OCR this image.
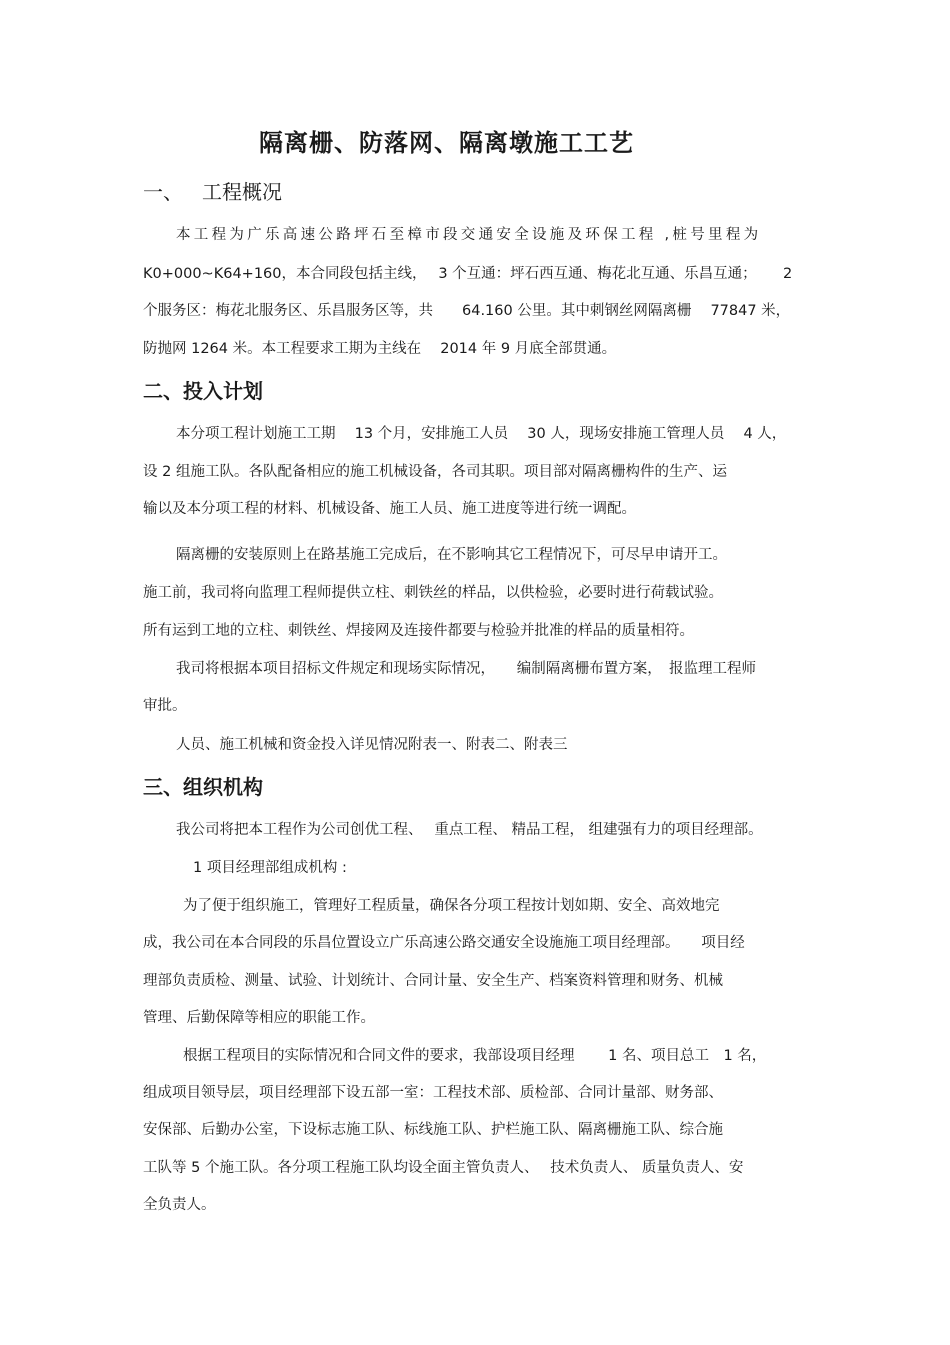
隔离栅、防落网、隔离墩施工工艺
一、 工程概况

本工程为广乐高速公路坪石至樟市段交通安全设施及环保工程 ,桩号里程为

K0+000~K64+160，本合同段包括主线，　 3 个互通：坪石西互通、梅花北互通、乐昌互通；　　 2

个服务区：梅花北服务区、乐昌服务区等，共　　64.160 公里。其中刺钢丝网隔离栅　 77847 米，

防抛网 1264 米。本工程要求工期为主线在　 2014 年 9 月底全部贯通。

二、投入计划

本分项工程计划施工工期　 13 个月，安排施工人员　 30 人，现场安排施工管理人员　 4 人，

设 2 组施工队。各队配备相应的施工机械设备，各司其职。项目部对隔离栅构件的生产、运

输以及本分项工程的材料、机械设备、施工人员、施工进度等进行统一调配。

隔离栅的安装原则上在路基施工完成后，在不影响其它工程情况下，可尽早申请开工。

施工前，我司将向监理工程师提供立柱、刺铁丝的样品，以供检验，必要时进行荷载试验。

所有运到工地的立柱、刺铁丝、焊接网及连接件都要与检验并批准的样品的质量相符。

我司将根据本项目招标文件规定和现场实际情况，　　编制隔离栅布置方案，　报监理工程师

审批。

人员、施工机械和资金投入详见情况附表一、附表二、附表三

三、组织机构

我公司将把本工程作为公司创优工程、　 重点工程、 精品工程， 组建强有力的项目经理部。

1 项目经理部组成机构 :

为了便于组织施工，管理好工程质量，确保各分项工程按计划如期、安全、高效地完

成，我公司在本合同段的乐昌位置设立广乐高速公路交通安全设施施工项目经理部。　　项目经

理部负责质检、测量、试验、计划统计、合同计量、安全生产、档案资料管理和财务、机械

管理、后勤保障等相应的职能工作。

根据工程项目的实际情况和合同文件的要求，我部设项目经理　　 1 名、项目总工　1 名，

组成项目领导层，项目经理部下设五部一室：工程技术部、质检部、合同计量部、财务部、

安保部、后勤办公室，下设标志施工队、标线施工队、护栏施工队、隔离栅施工队、综合施

工队等 5 个施工队。各分项工程施工队均设全面主管负责人、　 技术负责人、 质量负责人、安

全负责人。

------------------------------

• _The problem_
Give all the lines above again, character for character, without pictures.

• _Worked answer_
OCR this image.
隔离栅、防落网、隔离墩施工工艺
一、 工程概况

本工程为广乐高速公路坪石至樟市段交通安全设施及环保工程 ,桩号里程为

K0+000~K64+160，本合同段包括主线，　 3 个互通：坪石西互通、梅花北互通、乐昌互通；　　 2

个服务区：梅花北服务区、乐昌服务区等，共　　64.160 公里。其中刺钢丝网隔离栅　 77847 米，

防抛网 1264 米。本工程要求工期为主线在　 2014 年 9 月底全部贯通。

二、投入计划

本分项工程计划施工工期　 13 个月，安排施工人员　 30 人，现场安排施工管理人员　 4 人，

设 2 组施工队。各队配备相应的施工机械设备，各司其职。项目部对隔离栅构件的生产、运

输以及本分项工程的材料、机械设备、施工人员、施工进度等进行统一调配。

隔离栅的安装原则上在路基施工完成后，在不影响其它工程情况下，可尽早申请开工。

施工前，我司将向监理工程师提供立柱、刺铁丝的样品，以供检验，必要时进行荷载试验。

所有运到工地的立柱、刺铁丝、焊接网及连接件都要与检验并批准的样品的质量相符。

我司将根据本项目招标文件规定和现场实际情况，　　编制隔离栅布置方案，　报监理工程师

审批。

人员、施工机械和资金投入详见情况附表一、附表二、附表三

三、组织机构

我公司将把本工程作为公司创优工程、　 重点工程、 精品工程， 组建强有力的项目经理部。

1 项目经理部组成机构 :

为了便于组织施工，管理好工程质量，确保各分项工程按计划如期、安全、高效地完

成，我公司在本合同段的乐昌位置设立广乐高速公路交通安全设施施工项目经理部。　　项目经

理部负责质检、测量、试验、计划统计、合同计量、安全生产、档案资料管理和财务、机械

管理、后勤保障等相应的职能工作。

根据工程项目的实际情况和合同文件的要求，我部设项目经理　　 1 名、项目总工　1 名，

组成项目领导层，项目经理部下设五部一室：工程技术部、质检部、合同计量部、财务部、

安保部、后勤办公室，下设标志施工队、标线施工队、护栏施工队、隔离栅施工队、综合施

工队等 5 个施工队。各分项工程施工队均设全面主管负责人、　 技术负责人、 质量负责人、安

全负责人。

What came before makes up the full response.